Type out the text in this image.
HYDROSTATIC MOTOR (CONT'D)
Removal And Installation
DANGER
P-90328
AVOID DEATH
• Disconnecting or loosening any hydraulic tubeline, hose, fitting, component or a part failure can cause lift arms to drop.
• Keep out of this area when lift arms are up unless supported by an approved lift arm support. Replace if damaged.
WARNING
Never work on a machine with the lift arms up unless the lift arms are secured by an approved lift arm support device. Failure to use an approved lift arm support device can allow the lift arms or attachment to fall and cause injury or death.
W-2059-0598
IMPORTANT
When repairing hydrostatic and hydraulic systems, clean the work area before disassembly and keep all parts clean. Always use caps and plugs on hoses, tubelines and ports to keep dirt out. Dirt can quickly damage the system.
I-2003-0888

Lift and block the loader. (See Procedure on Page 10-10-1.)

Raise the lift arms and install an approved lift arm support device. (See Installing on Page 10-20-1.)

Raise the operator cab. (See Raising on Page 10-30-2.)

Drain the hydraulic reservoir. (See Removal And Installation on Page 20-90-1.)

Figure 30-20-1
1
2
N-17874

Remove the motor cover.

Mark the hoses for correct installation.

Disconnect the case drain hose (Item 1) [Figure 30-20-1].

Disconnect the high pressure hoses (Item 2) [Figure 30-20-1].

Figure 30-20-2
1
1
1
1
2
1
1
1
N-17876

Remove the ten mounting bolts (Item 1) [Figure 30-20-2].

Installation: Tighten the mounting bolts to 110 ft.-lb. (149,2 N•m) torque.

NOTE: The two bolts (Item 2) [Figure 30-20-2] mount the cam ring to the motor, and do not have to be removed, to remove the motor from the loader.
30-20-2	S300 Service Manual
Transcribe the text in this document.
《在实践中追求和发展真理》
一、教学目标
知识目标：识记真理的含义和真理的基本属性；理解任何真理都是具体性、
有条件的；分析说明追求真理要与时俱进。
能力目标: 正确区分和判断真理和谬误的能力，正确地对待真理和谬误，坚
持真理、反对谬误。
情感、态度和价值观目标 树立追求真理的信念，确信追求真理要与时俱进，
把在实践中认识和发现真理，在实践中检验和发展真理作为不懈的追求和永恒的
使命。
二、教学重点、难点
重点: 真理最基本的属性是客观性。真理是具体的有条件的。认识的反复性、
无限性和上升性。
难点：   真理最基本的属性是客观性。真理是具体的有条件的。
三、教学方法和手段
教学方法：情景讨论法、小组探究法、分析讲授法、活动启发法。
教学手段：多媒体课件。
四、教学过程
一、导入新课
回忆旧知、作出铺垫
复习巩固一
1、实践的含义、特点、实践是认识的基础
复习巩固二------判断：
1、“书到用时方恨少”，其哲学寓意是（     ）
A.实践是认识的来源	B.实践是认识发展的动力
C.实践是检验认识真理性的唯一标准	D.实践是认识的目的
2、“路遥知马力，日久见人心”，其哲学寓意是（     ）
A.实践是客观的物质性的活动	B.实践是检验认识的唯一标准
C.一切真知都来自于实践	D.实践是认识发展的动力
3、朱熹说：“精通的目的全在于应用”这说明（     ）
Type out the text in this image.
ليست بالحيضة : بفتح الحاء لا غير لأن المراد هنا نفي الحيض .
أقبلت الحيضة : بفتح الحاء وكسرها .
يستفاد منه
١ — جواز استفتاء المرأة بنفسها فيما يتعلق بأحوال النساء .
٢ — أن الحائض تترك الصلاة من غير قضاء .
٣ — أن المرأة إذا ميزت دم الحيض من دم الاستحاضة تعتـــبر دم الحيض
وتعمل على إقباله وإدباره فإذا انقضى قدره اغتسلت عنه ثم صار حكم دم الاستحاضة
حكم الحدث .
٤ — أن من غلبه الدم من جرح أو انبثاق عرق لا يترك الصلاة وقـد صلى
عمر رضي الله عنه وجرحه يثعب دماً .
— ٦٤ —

=-=-=-=-=

Aim of the task: Quote the material exactly, leaving nothing out.

Written answer:
Type out the text in this image.
HYDROSTATIC MOTOR (CONT'D)
Removal And Installation
DANGER
P-90328
AVOID DEATH
• Disconnecting or loosening any hydraulic tubeline, hose, fitting, component or a part failure can cause lift arms to drop.
• Keep out of this area when lift arms are up unless supported by an approved lift arm support. Replace if damaged.
WARNING
Never work on a machine with the lift arms up unless the lift arms are secured by an approved lift arm support device. Failure to use an approved lift arm support device can allow the lift arms or attachment to fall and cause injury or death.
W-2059-0598
IMPORTANT
When repairing hydrostatic and hydraulic systems, clean the work area before disassembly and keep all parts clean. Always use caps and plugs on hoses, tubelines and ports to keep dirt out. Dirt can quickly damage the system.
I-2003-0888

Lift and block the loader. (See Procedure on Page 10-10-1.)

Raise the lift arms and install an approved lift arm support device. (See Installing on Page 10-20-1.)

Raise the operator cab. (See Raising on Page 10-30-2.)

Drain the hydraulic reservoir. (See Removal And Installation on Page 20-90-1.)

Figure 30-20-1
1
2
N-17874

Remove the motor cover.

Mark the hoses for correct installation.

Disconnect the case drain hose (Item 1) [Figure 30-20-1].

Disconnect the high pressure hoses (Item 2) [Figure 30-20-1].

Figure 30-20-2
1
1
1
1
2
1
1
1
N-17876

Remove the ten mounting bolts (Item 1) [Figure 30-20-2].

Installation: Tighten the mounting bolts to 110 ft.-lb. (149,2 N•m) torque.

NOTE: The two bolts (Item 2) [Figure 30-20-2] mount the cam ring to the motor, and do not have to be removed, to remove the motor from the loader.
30-20-2	S300 Service Manual
Transcribe the text in this document.
《在实践中追求和发展真理》
一、教学目标
知识目标：识记真理的含义和真理的基本属性；理解任何真理都是具体性、
有条件的；分析说明追求真理要与时俱进。
能力目标: 正确区分和判断真理和谬误的能力，正确地对待真理和谬误，坚
持真理、反对谬误。
情感、态度和价值观目标 树立追求真理的信念，确信追求真理要与时俱进，
把在实践中认识和发现真理，在实践中检验和发展真理作为不懈的追求和永恒的
使命。
二、教学重点、难点
重点: 真理最基本的属性是客观性。真理是具体的有条件的。认识的反复性、
无限性和上升性。
难点：   真理最基本的属性是客观性。真理是具体的有条件的。
三、教学方法和手段
教学方法：情景讨论法、小组探究法、分析讲授法、活动启发法。
教学手段：多媒体课件。
四、教学过程
一、导入新课
回忆旧知、作出铺垫
复习巩固一
1、实践的含义、特点、实践是认识的基础
复习巩固二------判断：
1、“书到用时方恨少”，其哲学寓意是（     ）
A.实践是认识的来源	B.实践是认识发展的动力
C.实践是检验认识真理性的唯一标准	D.实践是认识的目的
2、“路遥知马力，日久见人心”，其哲学寓意是（     ）
A.实践是客观的物质性的活动	B.实践是检验认识的唯一标准
C.一切真知都来自于实践	D.实践是认识发展的动力
3、朱熹说：“精通的目的全在于应用”这说明（     ）
Type out the text in this image.
ليست بالحيضة : بفتح الحاء لا غير لأن المراد هنا نفي الحيض .
أقبلت الحيضة : بفتح الحاء وكسرها .
يستفاد منه
١ — جواز استفتاء المرأة بنفسها فيما يتعلق بأحوال النساء .
٢ — أن الحائض تترك الصلاة من غير قضاء .
٣ — أن المرأة إذا ميزت دم الحيض من دم الاستحاضة تعتـــبر دم الحيض
وتعمل على إقباله وإدباره فإذا انقضى قدره اغتسلت عنه ثم صار حكم دم الاستحاضة
حكم الحدث .
٤ — أن من غلبه الدم من جرح أو انبثاق عرق لا يترك الصلاة وقـد صلى
عمر رضي الله عنه وجرحه يثعب دماً .
— ٦٤ —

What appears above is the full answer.